▸ **Page text**:

** start **

150 Years of Dostoevsky’s “Demons”: An Essay
Fyodor Dostoevsky’s Demons, a novel published 150 years ago, is often described as a prophetic novel, looking forward to the socialist revolutions of the 20th century, the tragedy these revolutions wrought, and the kind of people who perpetrated them. Taking place in a fictional Russian town of the 1860s, the story revolves around a range of characters, including both older liberal elites and young radicals. While the former see themselves as moderate progressives looking at the West for guidance to modernize Russian society, the latter are more interested in violent upheaval to remove the old order once and for all.
No coherent worldview on revolution unites Dostoevsky’s characters. Their beliefs include articulate and inarticulate liberal views, alongside socialist, Marxist, atheist, anarchist, and down-right nihilist views. One of the characters, Stepan Trofimovich, a mischievous old liberal from the 1840s, runs a circle where he promotes progressive Western ideas. When rumours spread that he is corrupting youth with atheism, he denies it by saying: “I do not understand why everyone here makes me out to be a godless man… I believe in God as in a being who is conscious of himself in me.” Another character in the novel, Kirillov, argues instead from a different point of view: “There will be entire freedom when it makes no difference whether one lives or does not live. That is the goal to everything.” He then elaborates: “He for whom it will make no difference whether he lives or does not live will be the new man. He who overcomes pain and fear will himself be God.”

** end **

▸ **Listing**:
** start **

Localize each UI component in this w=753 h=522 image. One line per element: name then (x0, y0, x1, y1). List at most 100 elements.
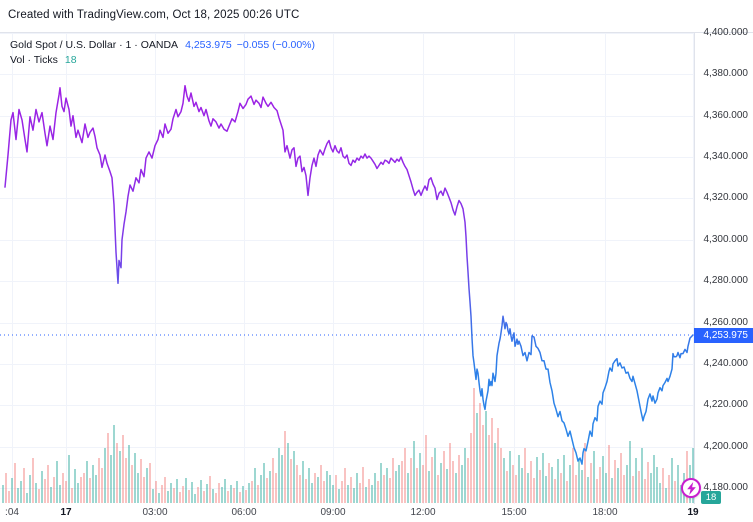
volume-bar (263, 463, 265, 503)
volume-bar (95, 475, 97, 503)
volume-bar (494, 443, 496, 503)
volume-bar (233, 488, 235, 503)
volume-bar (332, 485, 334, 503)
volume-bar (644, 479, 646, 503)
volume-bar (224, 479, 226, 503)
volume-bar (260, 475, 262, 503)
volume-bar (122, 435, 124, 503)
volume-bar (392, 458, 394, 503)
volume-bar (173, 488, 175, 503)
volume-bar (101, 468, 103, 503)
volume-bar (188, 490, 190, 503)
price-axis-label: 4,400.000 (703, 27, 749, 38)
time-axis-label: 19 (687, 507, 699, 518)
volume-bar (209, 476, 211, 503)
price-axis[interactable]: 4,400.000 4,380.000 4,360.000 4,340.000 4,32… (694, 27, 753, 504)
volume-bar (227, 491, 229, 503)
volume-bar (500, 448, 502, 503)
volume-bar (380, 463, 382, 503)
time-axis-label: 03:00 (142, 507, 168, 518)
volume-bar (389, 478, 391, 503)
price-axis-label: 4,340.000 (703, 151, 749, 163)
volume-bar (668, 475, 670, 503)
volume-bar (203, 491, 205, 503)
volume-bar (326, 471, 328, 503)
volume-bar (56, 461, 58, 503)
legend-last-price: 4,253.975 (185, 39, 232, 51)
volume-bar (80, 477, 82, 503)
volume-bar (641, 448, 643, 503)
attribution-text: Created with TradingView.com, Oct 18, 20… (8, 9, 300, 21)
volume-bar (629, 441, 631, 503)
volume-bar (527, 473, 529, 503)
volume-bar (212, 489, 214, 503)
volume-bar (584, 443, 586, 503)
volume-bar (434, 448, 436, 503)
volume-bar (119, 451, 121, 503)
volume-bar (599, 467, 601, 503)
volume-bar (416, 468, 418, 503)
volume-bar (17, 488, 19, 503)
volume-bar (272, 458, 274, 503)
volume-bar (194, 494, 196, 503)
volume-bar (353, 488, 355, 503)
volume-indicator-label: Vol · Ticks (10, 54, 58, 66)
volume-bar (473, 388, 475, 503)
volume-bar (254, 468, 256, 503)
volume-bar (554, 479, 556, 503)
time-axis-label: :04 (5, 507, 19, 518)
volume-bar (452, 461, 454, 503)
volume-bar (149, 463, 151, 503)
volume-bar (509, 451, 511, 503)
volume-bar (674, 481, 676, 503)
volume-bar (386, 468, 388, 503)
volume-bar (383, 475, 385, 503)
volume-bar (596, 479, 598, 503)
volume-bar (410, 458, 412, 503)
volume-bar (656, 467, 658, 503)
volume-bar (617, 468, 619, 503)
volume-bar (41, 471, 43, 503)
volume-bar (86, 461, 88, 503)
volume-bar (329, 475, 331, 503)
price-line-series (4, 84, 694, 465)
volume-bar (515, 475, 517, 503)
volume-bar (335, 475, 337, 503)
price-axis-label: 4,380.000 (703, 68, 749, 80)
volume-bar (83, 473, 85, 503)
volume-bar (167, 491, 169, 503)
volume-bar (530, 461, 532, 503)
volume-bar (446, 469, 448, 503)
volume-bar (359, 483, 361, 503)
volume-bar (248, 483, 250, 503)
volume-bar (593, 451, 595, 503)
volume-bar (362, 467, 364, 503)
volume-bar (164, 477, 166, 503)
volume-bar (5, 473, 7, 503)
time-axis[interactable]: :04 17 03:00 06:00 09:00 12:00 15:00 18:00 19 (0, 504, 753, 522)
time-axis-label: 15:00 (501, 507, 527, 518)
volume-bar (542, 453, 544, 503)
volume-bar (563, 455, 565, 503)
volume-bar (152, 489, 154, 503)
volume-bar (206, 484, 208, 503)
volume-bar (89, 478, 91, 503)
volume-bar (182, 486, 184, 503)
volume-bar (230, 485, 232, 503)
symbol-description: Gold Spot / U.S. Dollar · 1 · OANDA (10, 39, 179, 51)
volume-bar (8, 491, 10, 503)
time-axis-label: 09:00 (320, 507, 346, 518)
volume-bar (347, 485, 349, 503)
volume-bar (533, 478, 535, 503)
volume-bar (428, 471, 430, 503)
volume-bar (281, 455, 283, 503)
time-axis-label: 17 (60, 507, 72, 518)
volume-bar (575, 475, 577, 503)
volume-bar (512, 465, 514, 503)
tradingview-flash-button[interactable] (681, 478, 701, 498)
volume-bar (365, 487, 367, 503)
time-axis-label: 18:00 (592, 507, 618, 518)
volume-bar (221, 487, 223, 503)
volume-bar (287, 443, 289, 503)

** end **
** start **

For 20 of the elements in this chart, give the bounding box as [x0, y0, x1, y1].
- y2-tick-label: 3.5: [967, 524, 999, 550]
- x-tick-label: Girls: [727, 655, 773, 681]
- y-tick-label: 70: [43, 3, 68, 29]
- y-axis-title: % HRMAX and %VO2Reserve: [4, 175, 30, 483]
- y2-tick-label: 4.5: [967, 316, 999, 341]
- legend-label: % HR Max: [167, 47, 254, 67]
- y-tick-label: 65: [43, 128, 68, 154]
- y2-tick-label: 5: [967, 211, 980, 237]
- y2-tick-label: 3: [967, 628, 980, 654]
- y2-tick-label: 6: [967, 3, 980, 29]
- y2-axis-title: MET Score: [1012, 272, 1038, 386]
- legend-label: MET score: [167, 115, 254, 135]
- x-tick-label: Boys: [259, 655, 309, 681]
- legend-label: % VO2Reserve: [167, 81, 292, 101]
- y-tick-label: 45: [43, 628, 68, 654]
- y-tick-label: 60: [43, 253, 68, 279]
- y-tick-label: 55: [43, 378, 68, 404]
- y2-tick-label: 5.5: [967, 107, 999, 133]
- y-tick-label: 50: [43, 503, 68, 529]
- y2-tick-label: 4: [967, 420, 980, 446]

** end **
** start **

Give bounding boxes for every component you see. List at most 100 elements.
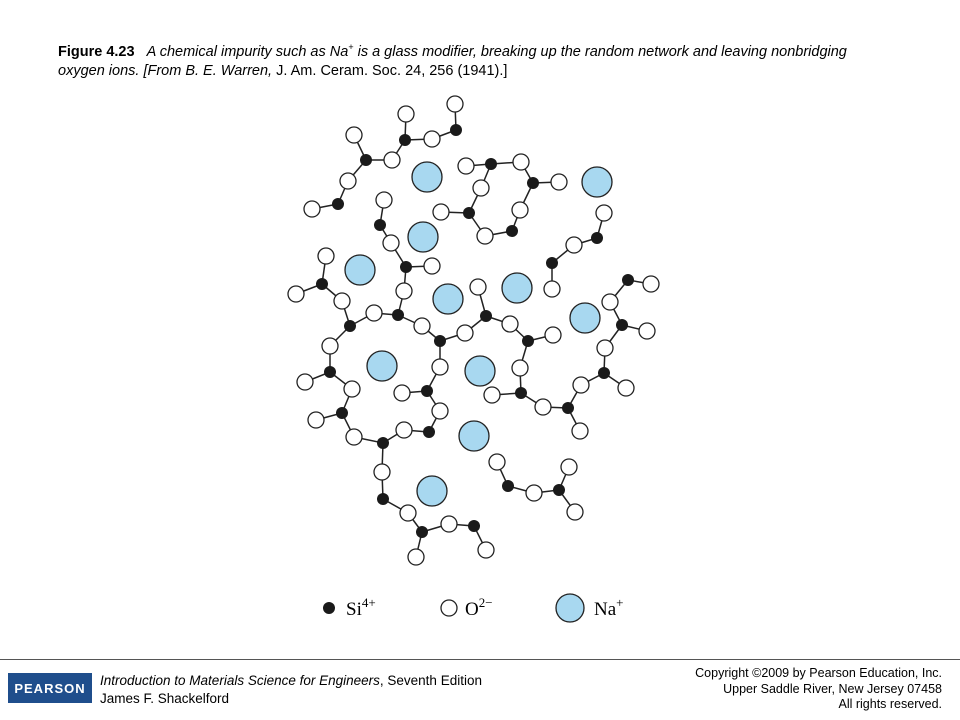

** end **

▸ **What you will do**:
[1] Reproduce the passage of the Dostoevsky essay between "150 Years of" and "and for all.", inclusive.
[2] Write the next part of the Dostoevsky essay, picking up right after its last sentence.

▸ **Answers below**:
[1]
150 Years of Dostoevsky’s “Demons”: An Essay
Fyodor Dostoevsky’s Demons, a novel published 150 years ago, is often described as a prophetic novel, looking forward to the socialist revolutions of the 20th century, the tragedy these revolutions wrought, and the kind of people who perpetrated them. Taking place in a fictional Russian town of the 1860s, the story revolves around a range of characters, including both older liberal elites and young radicals. While the former see themselves as moderate progressives looking at the West for guidance to modernize Russian society, the latter are more interested in violent upheaval to remove the old order once and for all.

[2]
At a birthday party turned into a gathering of revolutionaries, Shigalyov explains the ideal society will be achieved when ninety percent of the people belong to an obedient herd while the rest enjoy absolute freedom. He finalizes his argument with a striking point: “Starting from unlimited freedom I conclude with unlimited despotism. I will add, however, that apart from my solution of the social formula, there can be no other.” To his political program, Lyamshin responds: “Instead of paradise I’d take these nine-tenths of mankind, since there is really nothing to do about them, and blow them sky-high, and leave just a bunch of learned people who would then start living happily in an educated way.” Another major character, Shatov, is disillusioned; he tries to revive his love for Mother Russia but finds true faith far too late in the story and ends up playing a role in the bloodshed.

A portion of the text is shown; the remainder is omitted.